Read the lines below. Copy out any that hold the string "ενός".

RECORDS PROVIDED start

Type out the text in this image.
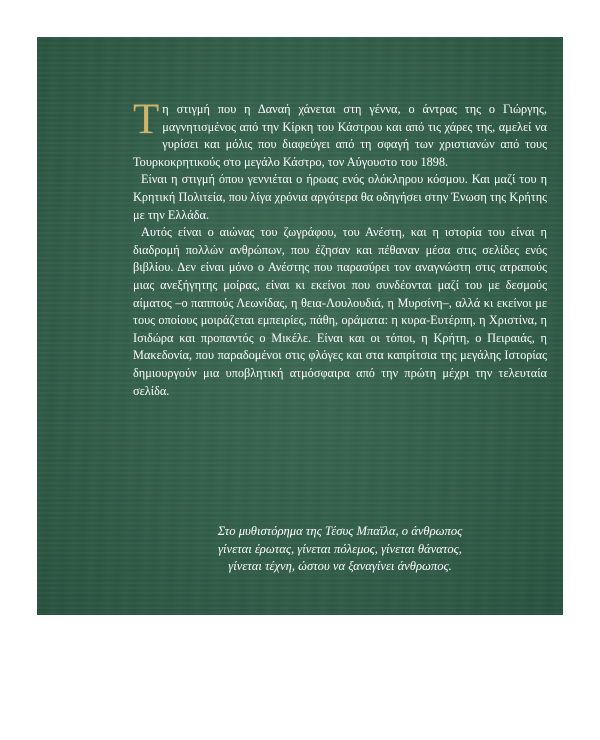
Τη στιγμή που η Δαναή χάνεται στη γέννα, ο άντρας της ο Γιώργης, μαγνητισμένος από την Κίρκη του Κάστρου και από τις χάρες της, αμελεί να γυρίσει και μόλις που διαφεύγει από τη σφαγή των χριστιανών από τους Τουρκοκρητικούς στο μεγάλο Κάστρο, τον Αύγουστο του 1898.

Είναι η στιγμή όπου γεννιέται ο ήρωας ενός ολόκληρου κόσμου. Και μαζί του η Κρητική Πολιτεία, που λίγα χρόνια αργότερα θα οδηγήσει στην Ένωση της Κρήτης με την Ελλάδα.

Αυτός είναι ο αιώνας του ζωγράφου, του Ανέστη, και η ιστορία του είναι η διαδρομή πολλών ανθρώπων, που έζησαν και πέθαναν μέσα στις σελίδες ενός βιβλίου. Δεν είναι μόνο ο Ανέστης που παρασύρει τον αναγνώστη στις ατραπούς μιας ανεξήγητης μοίρας, είναι κι εκείνοι που συνδέονται μαζί του με δεσμούς αίματος –ο παππούς Λεωνίδας, η θεια-Λουλουδιά, η Μυρσίνη–, αλλά κι εκείνοι με τους οποίους μοιράζεται εμπειρίες, πάθη, οράματα: η κυρα-Ευτέρπη, η Χριστίνα, η Ισιδώρα και προπαντός ο Μικέλε. Είναι και οι τόποι, η Κρήτη, ο Πειραιάς, η Μακεδονία, που παραδομένοι στις φλόγες και στα καπρίτσια της μεγάλης Ιστορίας δημιουργούν μια υποβλητική ατμόσφαιρα από την πρώτη μέχρι την τελευταία σελίδα.

Στο μυθιστόρημα της Τέσυς Μπαϊλα, ο άνθρωπος
γίνεται έρωτας, γίνεται πόλεμος, γίνεται θάνατος,
γίνεται τέχνη, ώστου να ξαναγίνει άνθρωπος.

RECORDS PROVIDED end

- **COMPLETE OUTPUT**
Είναι η στιγμή όπου γεννιέται ο ήρωας ενός ολόκληρου κόσμου. Και μαζί του η Κρητική Πολιτεία, που λίγα χρόνια αργότερα θα οδηγήσει στην Ένωση της Κρήτης με την Ελλάδα.
Αυτός είναι ο αιώνας του ζωγράφου, του Ανέστη, και η ιστορία του είναι η διαδρομή πολλών ανθρώπων, που έζησαν και πέθαναν μέσα στις σελίδες ενός βιβλίου. Δεν είναι μόνο ο Ανέστης που παρασύρει τον αναγνώστη στις ατραπούς μιας ανεξήγητης μοίρας, είναι κι εκείνοι που συνδέονται μαζί του με δεσμούς αίματος –ο παππούς Λεωνίδας, η θεια-Λουλουδιά, η Μυρσίνη–, αλλά κι εκείνοι με τους οποίους μοιράζεται εμπειρίες, πάθη, οράματα: η κυρα-Ευτέρπη, η Χριστίνα, η Ισιδώρα και προπαντός ο Μικέλε. Είναι και οι τόποι, η Κρήτη, ο Πειραιάς, η Μακεδονία, που παραδομένοι στις φλόγες και στα καπρίτσια της μεγάλης Ιστορίας δημιουργούν μια υποβλητική ατμόσφαιρα από την πρώτη μέχρι την τελευταία σελίδα.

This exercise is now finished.